** BEGIN **

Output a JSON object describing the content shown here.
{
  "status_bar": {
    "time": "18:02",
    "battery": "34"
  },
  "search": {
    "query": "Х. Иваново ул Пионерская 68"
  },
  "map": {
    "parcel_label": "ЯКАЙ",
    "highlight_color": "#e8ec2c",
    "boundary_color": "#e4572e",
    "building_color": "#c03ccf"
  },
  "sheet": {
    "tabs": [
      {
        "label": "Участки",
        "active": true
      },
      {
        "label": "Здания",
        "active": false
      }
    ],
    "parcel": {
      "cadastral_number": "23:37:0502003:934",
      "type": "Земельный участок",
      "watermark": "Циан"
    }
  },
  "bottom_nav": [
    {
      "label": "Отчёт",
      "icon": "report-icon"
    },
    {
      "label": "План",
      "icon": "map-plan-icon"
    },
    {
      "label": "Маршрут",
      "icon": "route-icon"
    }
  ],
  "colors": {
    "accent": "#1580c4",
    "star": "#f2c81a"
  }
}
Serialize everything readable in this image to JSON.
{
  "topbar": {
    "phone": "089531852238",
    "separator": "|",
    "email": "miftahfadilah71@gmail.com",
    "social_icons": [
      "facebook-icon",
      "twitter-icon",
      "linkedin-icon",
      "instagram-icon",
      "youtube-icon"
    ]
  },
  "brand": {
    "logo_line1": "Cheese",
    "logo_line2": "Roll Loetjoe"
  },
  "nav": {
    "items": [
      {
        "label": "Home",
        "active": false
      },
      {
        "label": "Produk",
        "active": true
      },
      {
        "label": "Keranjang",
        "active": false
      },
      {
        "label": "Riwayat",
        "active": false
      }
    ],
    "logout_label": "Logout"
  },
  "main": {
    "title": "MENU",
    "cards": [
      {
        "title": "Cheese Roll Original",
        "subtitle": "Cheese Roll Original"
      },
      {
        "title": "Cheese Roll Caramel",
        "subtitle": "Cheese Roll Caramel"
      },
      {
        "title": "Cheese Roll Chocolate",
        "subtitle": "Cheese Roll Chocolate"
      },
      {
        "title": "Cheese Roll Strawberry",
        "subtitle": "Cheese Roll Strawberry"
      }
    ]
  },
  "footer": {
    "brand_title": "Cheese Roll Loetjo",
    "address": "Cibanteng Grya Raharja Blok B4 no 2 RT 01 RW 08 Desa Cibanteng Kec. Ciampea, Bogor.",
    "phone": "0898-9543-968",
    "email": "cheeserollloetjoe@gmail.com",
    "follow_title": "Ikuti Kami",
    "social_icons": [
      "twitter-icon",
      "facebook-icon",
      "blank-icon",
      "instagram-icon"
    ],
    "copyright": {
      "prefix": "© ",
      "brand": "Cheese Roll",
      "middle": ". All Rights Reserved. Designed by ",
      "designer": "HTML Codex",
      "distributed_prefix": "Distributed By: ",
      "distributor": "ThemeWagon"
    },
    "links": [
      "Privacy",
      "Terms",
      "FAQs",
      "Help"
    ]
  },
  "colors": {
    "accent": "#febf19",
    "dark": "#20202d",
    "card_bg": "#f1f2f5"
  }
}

** END **

→ Exercise:
Each line above must be reproduced exactly as it stands.

→ Result for this exercise:
Output a JSON object describing the content shown here.
{
  "status_bar": {
    "time": "18:02",
    "battery": "34"
  },
  "search": {
    "query": "Х. Иваново ул Пионерская 68"
  },
  "map": {
    "parcel_label": "ЯКАЙ",
    "highlight_color": "#e8ec2c",
    "boundary_color": "#e4572e",
    "building_color": "#c03ccf"
  },
  "sheet": {
    "tabs": [
      {
        "label": "Участки",
        "active": true
      },
      {
        "label": "Здания",
        "active": false
      }
    ],
    "parcel": {
      "cadastral_number": "23:37:0502003:934",
      "type": "Земельный участок",
      "watermark": "Циан"
    }
  },
  "bottom_nav": [
    {
      "label": "Отчёт",
      "icon": "report-icon"
    },
    {
      "label": "План",
      "icon": "map-plan-icon"
    },
    {
      "label": "Маршрут",
      "icon": "route-icon"
    }
  ],
  "colors": {
    "accent": "#1580c4",
    "star": "#f2c81a"
  }
}
Serialize everything readable in this image to JSON.
{
  "topbar": {
    "phone": "089531852238",
    "separator": "|",
    "email": "miftahfadilah71@gmail.com",
    "social_icons": [
      "facebook-icon",
      "twitter-icon",
      "linkedin-icon",
      "instagram-icon",
      "youtube-icon"
    ]
  },
  "brand": {
    "logo_line1": "Cheese",
    "logo_line2": "Roll Loetjoe"
  },
  "nav": {
    "items": [
      {
        "label": "Home",
        "active": false
      },
      {
        "label": "Produk",
        "active": true
      },
      {
        "label": "Keranjang",
        "active": false
      },
      {
        "label": "Riwayat",
        "active": false
      }
    ],
    "logout_label": "Logout"
  },
  "main": {
    "title": "MENU",
    "cards": [
      {
        "title": "Cheese Roll Original",
        "subtitle": "Cheese Roll Original"
      },
      {
        "title": "Cheese Roll Caramel",
        "subtitle": "Cheese Roll Caramel"
      },
      {
        "title": "Cheese Roll Chocolate",
        "subtitle": "Cheese Roll Chocolate"
      },
      {
        "title": "Cheese Roll Strawberry",
        "subtitle": "Cheese Roll Strawberry"
      }
    ]
  },
  "footer": {
    "brand_title": "Cheese Roll Loetjo",
    "address": "Cibanteng Grya Raharja Blok B4 no 2 RT 01 RW 08 Desa Cibanteng Kec. Ciampea, Bogor.",
    "phone": "0898-9543-968",
    "email": "cheeserollloetjoe@gmail.com",
    "follow_title": "Ikuti Kami",
    "social_icons": [
      "twitter-icon",
      "facebook-icon",
      "blank-icon",
      "instagram-icon"
    ],
    "copyright": {
      "prefix": "© ",
      "brand": "Cheese Roll",
      "middle": ". All Rights Reserved. Designed by ",
      "designer": "HTML Codex",
      "distributed_prefix": "Distributed By: ",
      "distributor": "ThemeWagon"
    },
    "links": [
      "Privacy",
      "Terms",
      "FAQs",
      "Help"
    ]
  },
  "colors": {
    "accent": "#febf19",
    "dark": "#20202d",
    "card_bg": "#f1f2f5"
  }
}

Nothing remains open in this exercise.